* Begin Data lines *
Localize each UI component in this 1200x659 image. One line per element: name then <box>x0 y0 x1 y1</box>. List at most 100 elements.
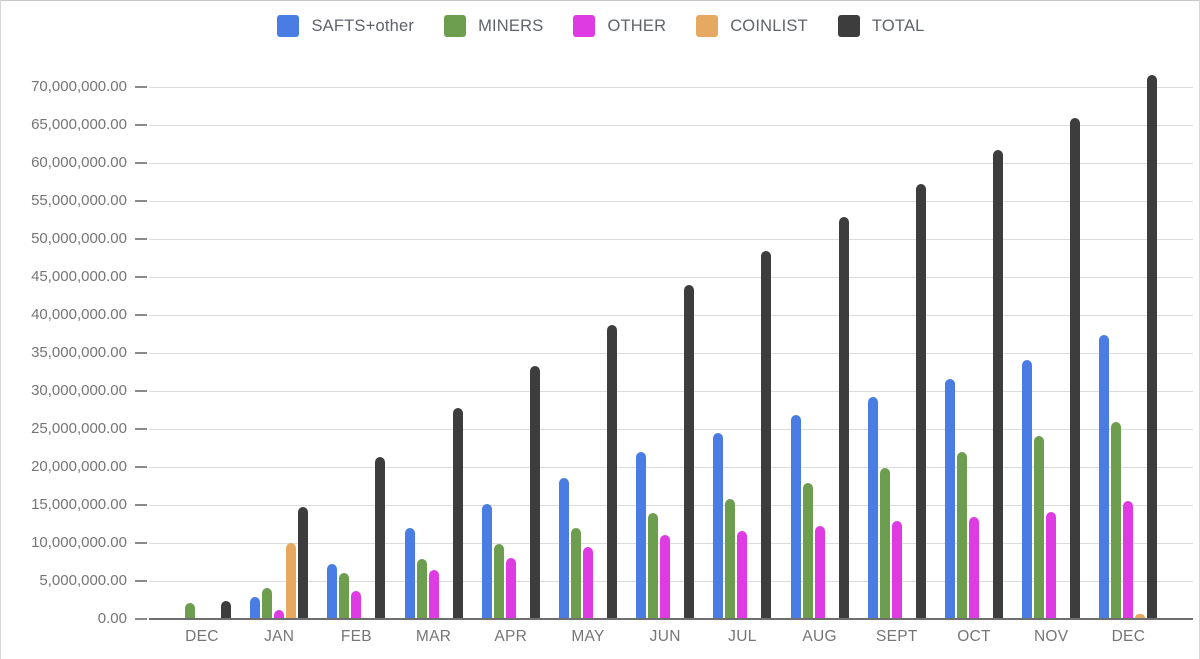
bar-group-mar-3 <box>404 408 463 618</box>
x-axis-tick-label: DEC <box>1111 628 1146 645</box>
y-axis-tick-label: 25,000,000.00 <box>31 420 127 437</box>
bar-miners <box>725 498 736 618</box>
gridline <box>149 581 1193 582</box>
y-axis-tick-label: 70,000,000.00 <box>31 78 127 95</box>
bar-total <box>838 217 849 618</box>
bar-total <box>221 601 231 618</box>
bar-coinlist <box>1135 614 1146 618</box>
bar-miners <box>648 513 659 618</box>
bar-group-dec-12 <box>1099 74 1158 618</box>
y-axis-tick-mark <box>135 504 147 506</box>
legend-item-safts-other: SAFTS+other <box>277 15 414 37</box>
bar-safts-other <box>327 564 338 618</box>
bar-safts-other <box>945 378 955 618</box>
bar-miners <box>262 588 273 618</box>
gridline <box>149 391 1193 392</box>
bar-group-nov-11 <box>1022 117 1081 618</box>
bar-other <box>351 591 362 618</box>
legend-label: SAFTS+other <box>311 16 415 35</box>
bar-group-sept-9 <box>867 184 926 618</box>
gridline <box>149 125 1193 126</box>
legend-item-coinlist: COINLIST <box>696 15 808 37</box>
bar-total <box>993 149 1003 618</box>
bar-safts-other <box>559 478 569 618</box>
gridline <box>149 543 1193 544</box>
bar-other <box>505 557 516 618</box>
bar-safts-other <box>790 415 801 618</box>
bar-other <box>814 526 825 618</box>
legend-label: MINERS <box>478 16 544 35</box>
y-axis-tick-mark <box>135 466 147 468</box>
bar-group-oct-10 <box>945 149 1003 618</box>
bar-miners <box>957 451 967 618</box>
y-axis-tick-mark <box>135 390 147 392</box>
x-axis-line <box>149 618 1193 620</box>
y-axis-tick-mark <box>135 200 147 202</box>
bar-total <box>607 324 617 618</box>
bar-miners <box>493 543 504 618</box>
y-axis-tick-label: 5,000,000.00 <box>39 572 127 589</box>
bar-other <box>891 520 902 618</box>
x-axis-tick-label: JUL <box>728 628 757 645</box>
bar-miners <box>416 559 427 618</box>
y-axis-tick-mark <box>135 124 147 126</box>
x-axis-tick-label: OCT <box>957 628 991 645</box>
y-axis-tick-mark <box>135 618 147 620</box>
bar-group-jul-7 <box>713 250 772 618</box>
x-axis-tick-label: FEB <box>340 628 372 645</box>
bar-miners <box>1111 421 1122 618</box>
bar-group-feb-2 <box>327 456 386 618</box>
y-axis-tick-label: 55,000,000.00 <box>31 192 127 209</box>
gridline <box>149 505 1193 506</box>
bar-miners <box>571 528 581 618</box>
x-axis-tick-label: APR <box>494 628 528 645</box>
gridline <box>149 429 1193 430</box>
y-axis-tick-mark <box>135 86 147 88</box>
x-axis-tick-label: SEPT <box>875 628 918 645</box>
bar-group-dec-0 <box>173 601 231 618</box>
bar-miners <box>879 467 890 618</box>
bar-coinlist <box>286 542 297 618</box>
bar-safts-other <box>481 504 492 618</box>
bar-other <box>1046 512 1057 618</box>
y-axis-tick-label: 40,000,000.00 <box>31 306 127 323</box>
y-axis-tick-mark <box>135 428 147 430</box>
bar-total <box>452 408 463 618</box>
bar-total <box>1070 117 1081 618</box>
x-axis-tick-label: NOV <box>1033 628 1069 645</box>
bar-safts-other <box>713 433 724 618</box>
bar-other <box>660 535 671 618</box>
y-axis-tick-mark <box>135 238 147 240</box>
bar-other <box>274 610 285 618</box>
gridline <box>149 467 1193 468</box>
y-axis-tick-label: 65,000,000.00 <box>31 116 127 133</box>
bar-miners <box>802 482 813 618</box>
bar-group-jan-1 <box>250 507 309 618</box>
legend-item-miners: MINERS <box>444 15 543 37</box>
bar-other <box>428 570 439 618</box>
y-axis-tick-mark <box>135 276 147 278</box>
bar-miners <box>1034 436 1045 618</box>
bar-group-jun-6 <box>636 285 695 618</box>
bar-group-may-5 <box>559 324 617 618</box>
y-axis-tick-label: 60,000,000.00 <box>31 154 127 171</box>
y-axis-tick-label: 35,000,000.00 <box>31 344 127 361</box>
gridline <box>149 315 1193 316</box>
y-axis-tick-label: 0.00 <box>97 610 127 627</box>
y-axis-tick-mark <box>135 542 147 544</box>
bar-total <box>915 184 926 618</box>
x-axis-tick-label: JAN <box>264 628 295 645</box>
y-axis-tick-mark <box>135 162 147 164</box>
gridline <box>149 239 1193 240</box>
bar-total <box>298 507 309 618</box>
bar-total <box>1147 74 1158 618</box>
bar-safts-other <box>1099 335 1110 618</box>
x-axis-tick-label: DEC <box>185 628 219 645</box>
bar-safts-other <box>1022 359 1033 618</box>
legend-swatch-icon <box>444 15 467 37</box>
legend-label: OTHER <box>607 16 667 35</box>
bar-miners <box>339 573 350 618</box>
y-axis-tick-label: 20,000,000.00 <box>31 458 127 475</box>
x-axis-tick-label: AUG <box>802 628 837 645</box>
* End Data lines *
**Work required:** Please give the lines of the material as a numbered list, starting at the line that contains "bar-group-mar-3 <box>404 408 463 618</box>" and ending at the line that contains "y-axis-tick-label: 70,000,000.00 <box>31", with both of those lines included and any blank lines left out.

**Exercise solution:**
1. bar-group-mar-3 <box>404 408 463 618</box>
2. x-axis-tick-label: DEC <box>1111 628 1146 645</box>
3. y-axis-tick-label: 25,000,000.00 <box>31 420 127 437</box>
4. bar-miners <box>725 498 736 618</box>
5. gridline <box>149 581 1193 582</box>
6. y-axis-tick-label: 70,000,000.00 <box>31 78 127 95</box>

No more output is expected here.